INSTRUCTIONS FOR THE TASK. Copy out all of the material exactly.

ROWS.
•••••
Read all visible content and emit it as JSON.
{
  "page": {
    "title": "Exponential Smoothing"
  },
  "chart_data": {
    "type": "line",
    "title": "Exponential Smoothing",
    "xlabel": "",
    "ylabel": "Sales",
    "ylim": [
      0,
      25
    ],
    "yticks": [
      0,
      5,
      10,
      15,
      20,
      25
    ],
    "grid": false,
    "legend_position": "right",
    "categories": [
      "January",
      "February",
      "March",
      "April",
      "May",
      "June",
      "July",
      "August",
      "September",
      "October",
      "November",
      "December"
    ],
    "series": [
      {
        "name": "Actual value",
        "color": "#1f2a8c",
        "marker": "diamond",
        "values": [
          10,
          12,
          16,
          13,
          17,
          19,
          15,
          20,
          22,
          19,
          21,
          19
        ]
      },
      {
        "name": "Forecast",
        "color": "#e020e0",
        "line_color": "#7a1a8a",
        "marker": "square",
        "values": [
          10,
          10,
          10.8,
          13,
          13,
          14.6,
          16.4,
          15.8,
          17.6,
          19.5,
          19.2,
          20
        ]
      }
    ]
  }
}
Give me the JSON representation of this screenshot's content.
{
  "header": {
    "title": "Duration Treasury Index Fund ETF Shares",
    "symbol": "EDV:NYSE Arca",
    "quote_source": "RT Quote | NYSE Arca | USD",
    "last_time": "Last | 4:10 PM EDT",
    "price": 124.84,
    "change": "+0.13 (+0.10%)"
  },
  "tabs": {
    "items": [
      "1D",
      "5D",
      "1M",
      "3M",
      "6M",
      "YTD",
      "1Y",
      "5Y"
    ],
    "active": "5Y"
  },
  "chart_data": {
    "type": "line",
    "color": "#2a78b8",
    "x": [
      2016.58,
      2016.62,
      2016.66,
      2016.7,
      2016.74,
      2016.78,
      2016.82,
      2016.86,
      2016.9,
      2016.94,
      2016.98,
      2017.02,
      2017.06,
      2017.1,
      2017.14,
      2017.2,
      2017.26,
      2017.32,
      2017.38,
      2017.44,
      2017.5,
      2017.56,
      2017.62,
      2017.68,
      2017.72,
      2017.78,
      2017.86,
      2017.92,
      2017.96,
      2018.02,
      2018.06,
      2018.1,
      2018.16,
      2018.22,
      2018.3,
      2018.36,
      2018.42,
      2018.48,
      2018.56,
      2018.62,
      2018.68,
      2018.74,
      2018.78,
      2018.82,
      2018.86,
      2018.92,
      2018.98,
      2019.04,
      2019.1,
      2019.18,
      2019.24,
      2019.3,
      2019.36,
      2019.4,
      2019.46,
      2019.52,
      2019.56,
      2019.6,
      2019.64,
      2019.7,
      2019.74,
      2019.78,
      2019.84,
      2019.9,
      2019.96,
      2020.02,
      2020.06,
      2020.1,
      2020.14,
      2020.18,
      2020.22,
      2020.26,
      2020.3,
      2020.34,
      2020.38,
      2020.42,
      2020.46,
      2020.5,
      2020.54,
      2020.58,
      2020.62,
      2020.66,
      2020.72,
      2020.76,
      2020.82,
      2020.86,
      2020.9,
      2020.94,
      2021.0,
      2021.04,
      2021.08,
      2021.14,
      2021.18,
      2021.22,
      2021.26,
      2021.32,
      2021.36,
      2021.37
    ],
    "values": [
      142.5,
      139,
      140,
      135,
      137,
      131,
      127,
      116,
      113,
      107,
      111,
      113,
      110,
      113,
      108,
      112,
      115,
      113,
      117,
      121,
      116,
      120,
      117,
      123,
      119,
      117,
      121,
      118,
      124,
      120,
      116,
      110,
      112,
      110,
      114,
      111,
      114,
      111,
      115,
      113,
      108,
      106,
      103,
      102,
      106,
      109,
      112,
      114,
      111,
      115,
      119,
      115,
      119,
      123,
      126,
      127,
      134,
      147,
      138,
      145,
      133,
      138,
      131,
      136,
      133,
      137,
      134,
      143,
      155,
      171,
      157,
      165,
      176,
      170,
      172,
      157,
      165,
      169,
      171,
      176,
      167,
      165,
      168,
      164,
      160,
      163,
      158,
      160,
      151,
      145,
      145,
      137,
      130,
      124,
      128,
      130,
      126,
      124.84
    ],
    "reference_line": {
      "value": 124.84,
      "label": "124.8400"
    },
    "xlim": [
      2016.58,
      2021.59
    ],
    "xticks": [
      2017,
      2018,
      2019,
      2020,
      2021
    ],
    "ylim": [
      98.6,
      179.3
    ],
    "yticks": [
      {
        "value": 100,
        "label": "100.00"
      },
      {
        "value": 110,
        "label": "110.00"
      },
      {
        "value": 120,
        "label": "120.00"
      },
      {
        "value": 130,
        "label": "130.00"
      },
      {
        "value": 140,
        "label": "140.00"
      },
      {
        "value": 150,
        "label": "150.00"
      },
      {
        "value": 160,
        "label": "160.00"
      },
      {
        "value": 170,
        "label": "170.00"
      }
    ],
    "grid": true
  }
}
•••••
RESULT FOR THIS TASK.
Read all visible content and emit it as JSON.
{
  "page": {
    "title": "Exponential Smoothing"
  },
  "chart_data": {
    "type": "line",
    "title": "Exponential Smoothing",
    "xlabel": "",
    "ylabel": "Sales",
    "ylim": [
      0,
      25
    ],
    "yticks": [
      0,
      5,
      10,
      15,
      20,
      25
    ],
    "grid": false,
    "legend_position": "right",
    "categories": [
      "January",
      "February",
      "March",
      "April",
      "May",
      "June",
      "July",
      "August",
      "September",
      "October",
      "November",
      "December"
    ],
    "series": [
      {
        "name": "Actual value",
        "color": "#1f2a8c",
        "marker": "diamond",
        "values": [
          10,
          12,
          16,
          13,
          17,
          19,
          15,
          20,
          22,
          19,
          21,
          19
        ]
      },
      {
        "name": "Forecast",
        "color": "#e020e0",
        "line_color": "#7a1a8a",
        "marker": "square",
        "values": [
          10,
          10,
          10.8,
          13,
          13,
          14.6,
          16.4,
          15.8,
          17.6,
          19.5,
          19.2,
          20
        ]
      }
    ]
  }
}
Give me the JSON representation of this screenshot's content.
{
  "header": {
    "title": "Duration Treasury Index Fund ETF Shares",
    "symbol": "EDV:NYSE Arca",
    "quote_source": "RT Quote | NYSE Arca | USD",
    "last_time": "Last | 4:10 PM EDT",
    "price": 124.84,
    "change": "+0.13 (+0.10%)"
  },
  "tabs": {
    "items": [
      "1D",
      "5D",
      "1M",
      "3M",
      "6M",
      "YTD",
      "1Y",
      "5Y"
    ],
    "active": "5Y"
  },
  "chart_data": {
    "type": "line",
    "color": "#2a78b8",
    "x": [
      2016.58,
      2016.62,
      2016.66,
      2016.7,
      2016.74,
      2016.78,
      2016.82,
      2016.86,
      2016.9,
      2016.94,
      2016.98,
      2017.02,
      2017.06,
      2017.1,
      2017.14,
      2017.2,
      2017.26,
      2017.32,
      2017.38,
      2017.44,
      2017.5,
      2017.56,
      2017.62,
      2017.68,
      2017.72,
      2017.78,
      2017.86,
      2017.92,
      2017.96,
      2018.02,
      2018.06,
      2018.1,
      2018.16,
      2018.22,
      2018.3,
      2018.36,
      2018.42,
      2018.48,
      2018.56,
      2018.62,
      2018.68,
      2018.74,
      2018.78,
      2018.82,
      2018.86,
      2018.92,
      2018.98,
      2019.04,
      2019.1,
      2019.18,
      2019.24,
      2019.3,
      2019.36,
      2019.4,
      2019.46,
      2019.52,
      2019.56,
      2019.6,
      2019.64,
      2019.7,
      2019.74,
      2019.78,
      2019.84,
      2019.9,
      2019.96,
      2020.02,
      2020.06,
      2020.1,
      2020.14,
      2020.18,
      2020.22,
      2020.26,
      2020.3,
      2020.34,
      2020.38,
      2020.42,
      2020.46,
      2020.5,
      2020.54,
      2020.58,
      2020.62,
      2020.66,
      2020.72,
      2020.76,
      2020.82,
      2020.86,
      2020.9,
      2020.94,
      2021.0,
      2021.04,
      2021.08,
      2021.14,
      2021.18,
      2021.22,
      2021.26,
      2021.32,
      2021.36,
      2021.37
    ],
    "values": [
      142.5,
      139,
      140,
      135,
      137,
      131,
      127,
      116,
      113,
      107,
      111,
      113,
      110,
      113,
      108,
      112,
      115,
      113,
      117,
      121,
      116,
      120,
      117,
      123,
      119,
      117,
      121,
      118,
      124,
      120,
      116,
      110,
      112,
      110,
      114,
      111,
      114,
      111,
      115,
      113,
      108,
      106,
      103,
      102,
      106,
      109,
      112,
      114,
      111,
      115,
      119,
      115,
      119,
      123,
      126,
      127,
      134,
      147,
      138,
      145,
      133,
      138,
      131,
      136,
      133,
      137,
      134,
      143,
      155,
      171,
      157,
      165,
      176,
      170,
      172,
      157,
      165,
      169,
      171,
      176,
      167,
      165,
      168,
      164,
      160,
      163,
      158,
      160,
      151,
      145,
      145,
      137,
      130,
      124,
      128,
      130,
      126,
      124.84
    ],
    "reference_line": {
      "value": 124.84,
      "label": "124.8400"
    },
    "xlim": [
      2016.58,
      2021.59
    ],
    "xticks": [
      2017,
      2018,
      2019,
      2020,
      2021
    ],
    "ylim": [
      98.6,
      179.3
    ],
    "yticks": [
      {
        "value": 100,
        "label": "100.00"
      },
      {
        "value": 110,
        "label": "110.00"
      },
      {
        "value": 120,
        "label": "120.00"
      },
      {
        "value": 130,
        "label": "130.00"
      },
      {
        "value": 140,
        "label": "140.00"
      },
      {
        "value": 150,
        "label": "150.00"
      },
      {
        "value": 160,
        "label": "160.00"
      },
      {
        "value": 170,
        "label": "170.00"
      }
    ],
    "grid": true
  }
}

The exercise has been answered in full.